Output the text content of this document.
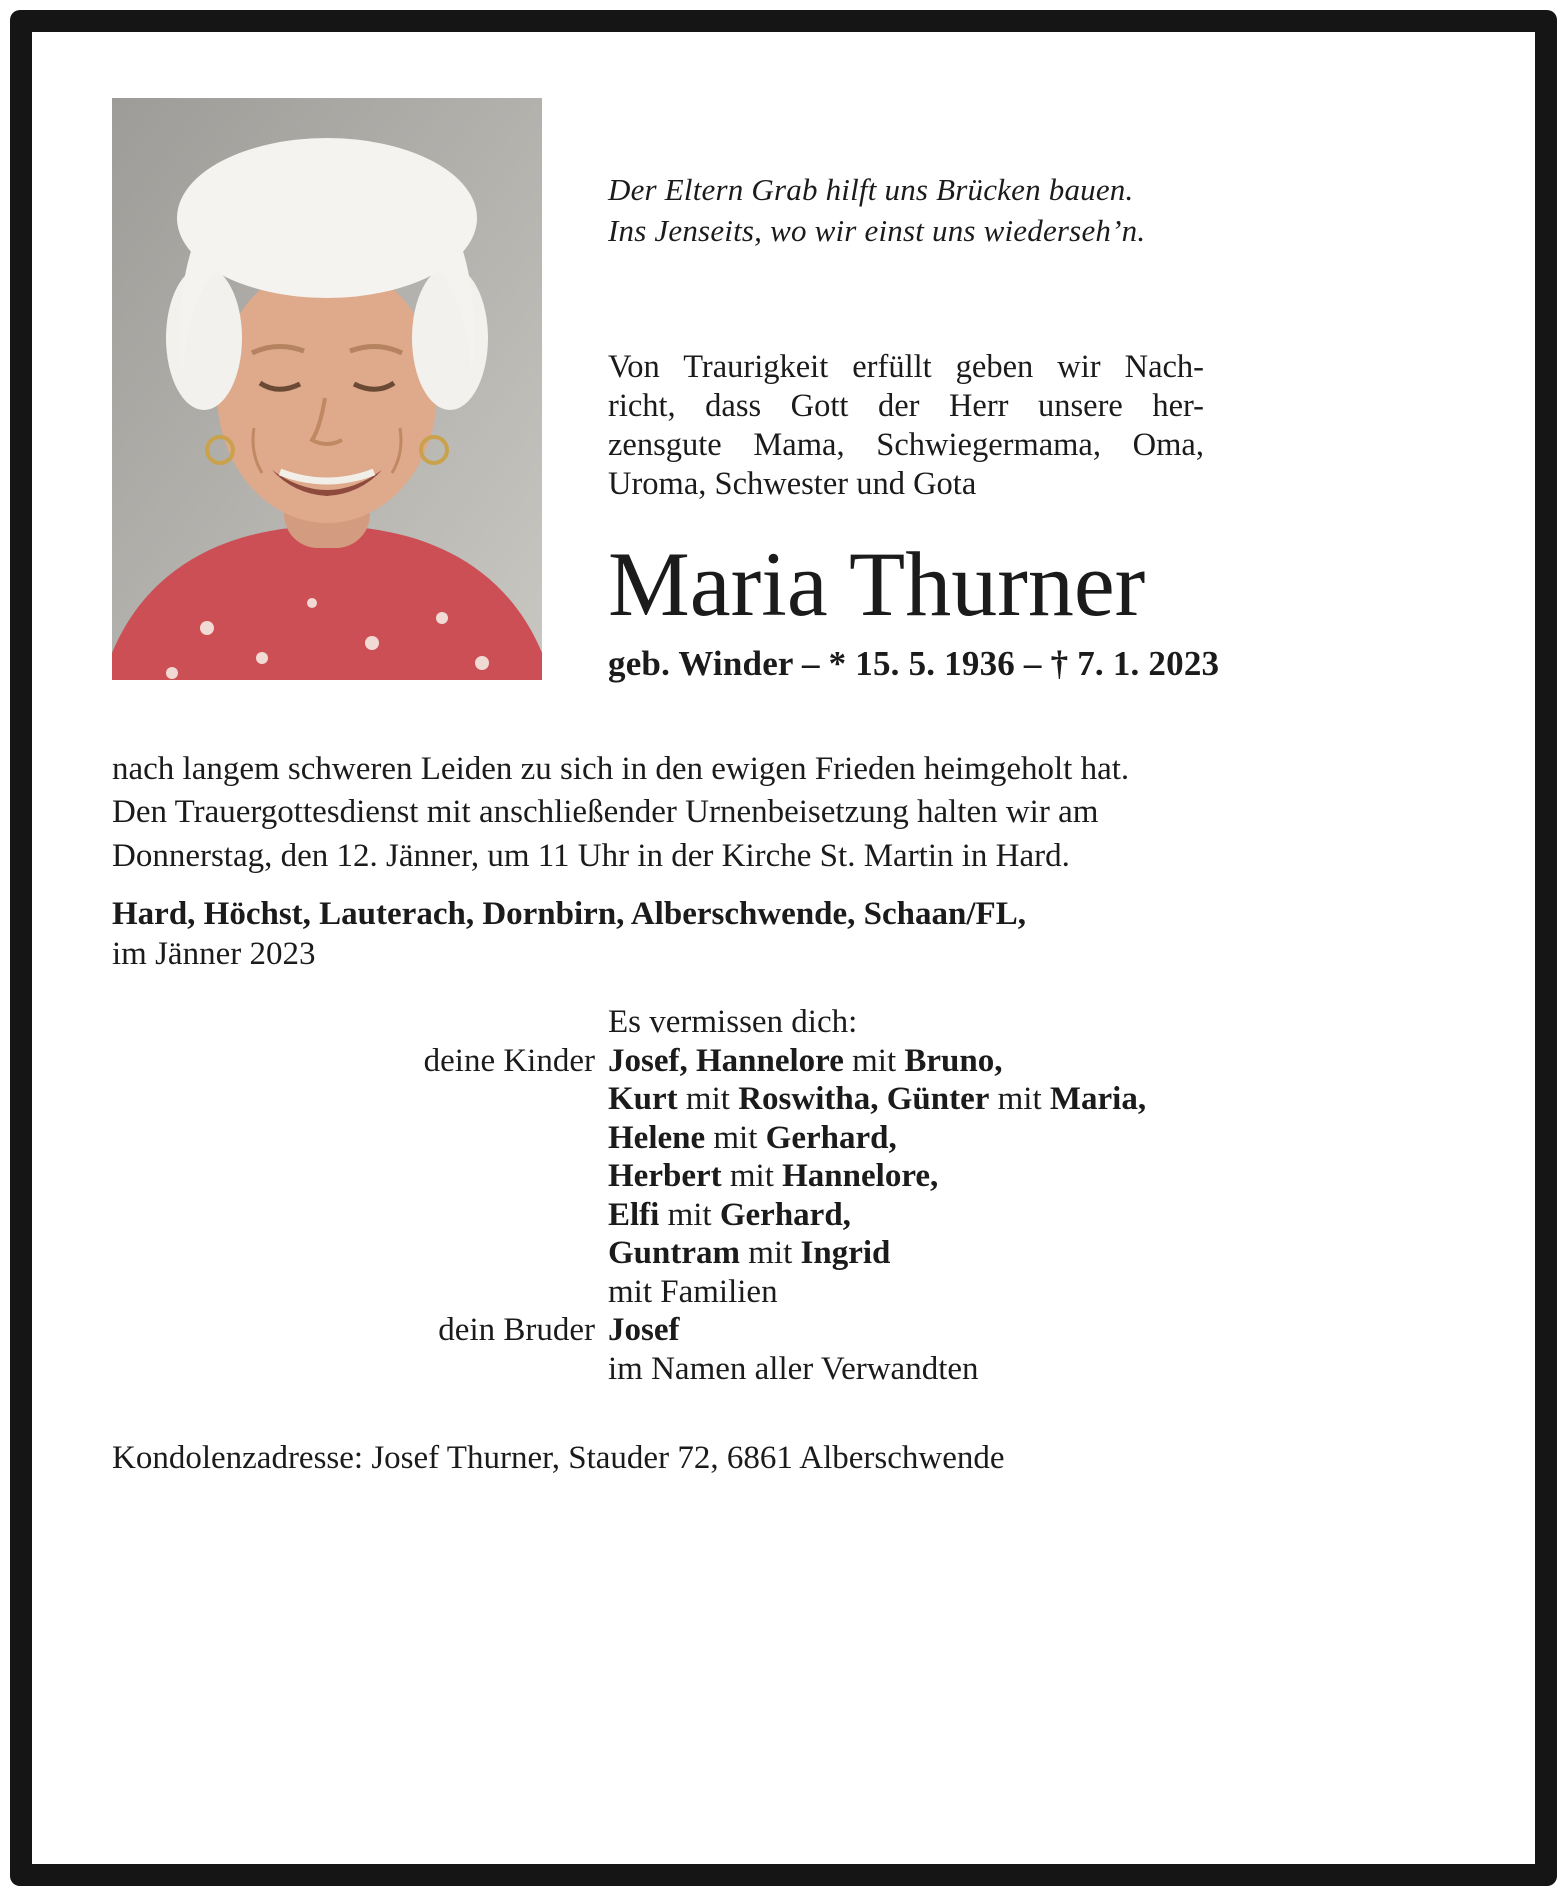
Der Eltern Grab hilft uns Brücken bauen.
Ins Jenseits, wo wir einst uns wiederseh’n.

Von Traurigkeit erfüllt geben wir Nach-
richt, dass Gott der Herr unsere her-
zensgute Mama, Schwiegermama, Oma,
Uroma, Schwester und Gota
Maria Thurner

geb. Winder – * 15. 5. 1936 – † 7. 1. 2023

nach langem schweren Leiden zu sich in den ewigen Frieden heimgeholt hat.
Den Trauergottesdienst mit anschließender Urnenbeisetzung halten wir am
Donnerstag, den 12. Jänner, um 11 Uhr in der Kirche St. Martin in Hard.

Hard, Höchst, Lauterach, Dornbirn, Alberschwende, Schaan/FL,

im Jänner 2023

Es vermissen dich:
deine Kinder Josef, Hannelore mit Bruno,
Kurt mit Roswitha, Günter mit Maria,
Helene mit Gerhard,
Herbert mit Hannelore,
Elfi mit Gerhard,
Guntram mit Ingrid
mit Familien
dein Bruder Josef
im Namen aller Verwandten

Kondolenzadresse: Josef Thurner, Stauder 72, 6861 Alberschwende
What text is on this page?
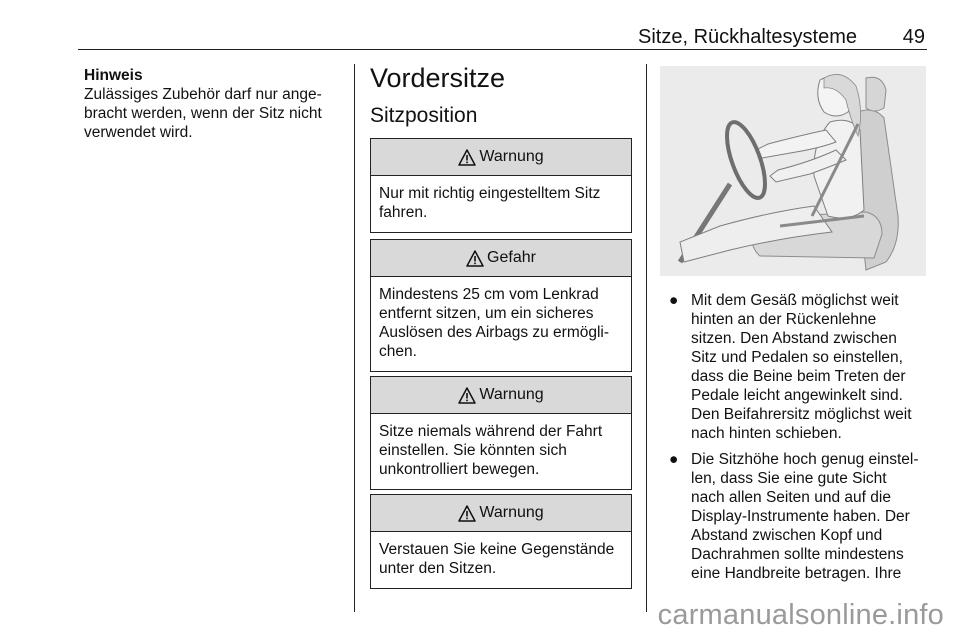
Sitze, Rückhaltesysteme 49
Hinweis
Zulässiges Zubehör darf nur ange-
bracht werden, wenn der Sitz nicht
verwendet wird.
Vordersitze
Sitzposition
Warnung
Nur mit richtig eingestelltem Sitz
fahren.
Gefahr
Mindestens 25 cm vom Lenkrad
entfernt sitzen, um ein sicheres
Auslösen des Airbags zu ermögli-
chen.
Warnung
Sitze niemals während der Fahrt
einstellen. Sie könnten sich
unkontrolliert bewegen.
Warnung
Verstauen Sie keine Gegenstände
unter den Sitzen.
● Mit dem Gesäß möglichst weit
hinten an der Rückenlehne
sitzen. Den Abstand zwischen
Sitz und Pedalen so einstellen,
dass die Beine beim Treten der
Pedale leicht angewinkelt sind.
Den Beifahrersitz möglichst weit
nach hinten schieben.
● Die Sitzhöhe hoch genug einstel-
len, dass Sie eine gute Sicht
nach allen Seiten und auf die
Display-Instrumente haben. Der
Abstand zwischen Kopf und
Dachrahmen sollte mindestens
eine Handbreite betragen. Ihre
carmanualsonline.info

___

#### Prompt
Gather up every line from the listing above in which the word "Abstand" occurs.

#### Result for this exercise
sitzen. Den Abstand zwischen
Abstand zwischen Kopf und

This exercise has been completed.